> _STATED GOAL 1_:
In the listing, from its first line through the line containing "The inside wall 230 is at (338, 189).", switch "sectional view" to "cross-sectional view" and change nothing else. Give back only those lines, without the pictures.
[BEGIN SOURCE EXTRACT]
# Tokenizing data collected from Wikipedia

Emilio Lehoucq - 5/21/24

## Importing libraries

In [1]:
import pandas as pd
import nltk
import re
nltk.download('punkt')
nltk.download('stopwords')
stopwords = nltk.corpus.stopwords.words('english')
nltk.download('wordnet')

[nltk_data] Downloading package punkt to
[nltk_data]     /Users/emiliolehoucq/nltk_data...
[nltk_data]   Package punkt is already up-to-date!
[nltk_data] Downloading package stopwords to
[nltk_data]     /Users/emiliolehoucq/nltk_data...
[nltk_data]   Package stopwords is already up-to-date!
[nltk_data] Downloading package wordnet to
[nltk_data]     /Users/emiliolehoucq/nltk_data...
[nltk_data]   Package wordnet is already up-to-date!


True

## Defining functions for this script

In [2]:
def remove_urls(text, replacement_text=""):
  """
  Function to remove URLs from a string.
  Input: text (string), replacement_text (string)
  Output: text_without_urls (string)
  Dependencies: re
  Taken from: https://www.geeksforgeeks.org/remove-urls-from-string-in-python/
  """
  # Define a regex pattern to match URLs
  url_pattern = re.compile(r'https?://\S+|www\.\S+') # https?:// protocol (optional s), \S+ one or more non-white space characters, | or, www\.\S+ URLs starting with www.
[END SOURCE EXTRACT]
[BEGIN DATASET RECORDS]
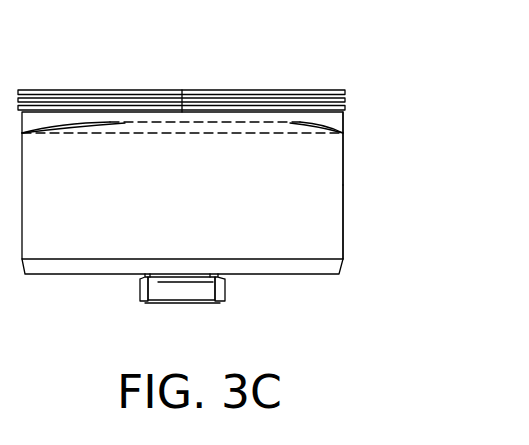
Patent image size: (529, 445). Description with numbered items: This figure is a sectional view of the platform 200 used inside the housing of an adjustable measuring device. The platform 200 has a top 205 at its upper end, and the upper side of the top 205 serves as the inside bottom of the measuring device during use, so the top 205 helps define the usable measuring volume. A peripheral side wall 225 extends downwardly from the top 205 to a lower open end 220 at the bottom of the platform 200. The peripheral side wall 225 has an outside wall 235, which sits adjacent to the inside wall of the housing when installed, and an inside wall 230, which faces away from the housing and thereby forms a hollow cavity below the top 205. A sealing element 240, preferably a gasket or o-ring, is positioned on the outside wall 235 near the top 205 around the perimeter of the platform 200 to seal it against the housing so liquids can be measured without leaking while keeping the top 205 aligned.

The platform 200 is at (304, 85).
The top 205 is at (154, 88).
The lower open end 220 is at (263, 275).
The peripheral side wall 225 is at (343, 156).
The inside wall 230 is at (338, 189).
The outside wall 235 is at (343, 239).
The sealing element 240 is at (346, 109).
[END DATASET RECORDS]
> _STATED GOAL 2_:
Which three packages does the notebook on tokenizing Wikipedia data download through NLTK?

> _COMPLETE RESPONSE 1_:
Patent image size: (529, 445). Description with numbered items: This figure is a cross-sectional view of the platform 200 used inside the housing of an adjustable measuring device. The platform 200 has a top 205 at its upper end, and the upper side of the top 205 serves as the inside bottom of the measuring device during use, so the top 205 helps define the usable measuring volume. A peripheral side wall 225 extends downwardly from the top 205 to a lower open end 220 at the bottom of the platform 200. The peripheral side wall 225 has an outside wall 235, which sits adjacent to the inside wall of the housing when installed, and an inside wall 230, which faces away from the housing and thereby forms a hollow cavity below the top 205. A sealing element 240, preferably a gasket or o-ring, is positioned on the outside wall 235 near the top 205 around the perimeter of the platform 200 to seal it against the housing so liquids can be measured without leaking while keeping the top 205 aligned.

The platform 200 is at (304, 85).
The top 205 is at (154, 88).
The lower open end 220 is at (263, 275).
The peripheral side wall 225 is at (343, 156).
The inside wall 230 is at (338, 189).

> _COMPLETE RESPONSE 2_:
punkt, stopwords, and wordnet